(Data items)
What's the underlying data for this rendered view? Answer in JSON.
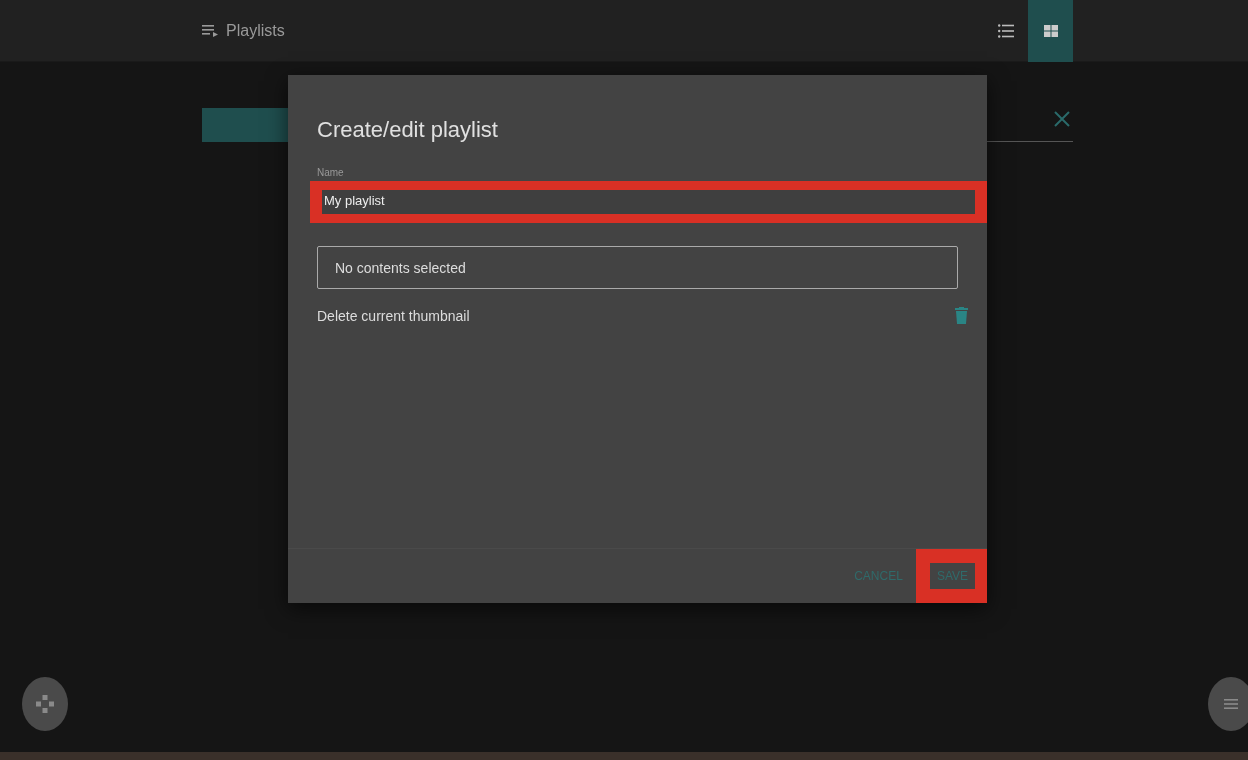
{
  "header": {
    "title": "Playlists",
    "view_buttons": [
      {
        "kind": "list",
        "selected": false
      },
      {
        "kind": "grid",
        "selected": true
      }
    ]
  },
  "dialog": {
    "title": "Create/edit playlist",
    "name_field": {
      "label": "Name",
      "value": "My playlist",
      "highlighted": true
    },
    "contents_field": {
      "value": "No contents selected"
    },
    "thumbnail": {
      "label": "Delete current thumbnail"
    },
    "buttons": [
      {
        "label": "CANCEL",
        "highlighted": false
      },
      {
        "label": "SAVE",
        "highlighted": true
      }
    ]
  }
}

Written exercise
Copy all the data exactly as written, but skip any picture.

Answer for this exercise
What's the underlying data for this rendered view? Answer in JSON.
{
  "header": {
    "title": "Playlists",
    "view_buttons": [
      {
        "kind": "list",
        "selected": false
      },
      {
        "kind": "grid",
        "selected": true
      }
    ]
  },
  "dialog": {
    "title": "Create/edit playlist",
    "name_field": {
      "label": "Name",
      "value": "My playlist",
      "highlighted": true
    },
    "contents_field": {
      "value": "No contents selected"
    },
    "thumbnail": {
      "label": "Delete current thumbnail"
    },
    "buttons": [
      {
        "label": "CANCEL",
        "highlighted": false
      },
      {
        "label": "SAVE",
        "highlighted": true
      }
    ]
  }
}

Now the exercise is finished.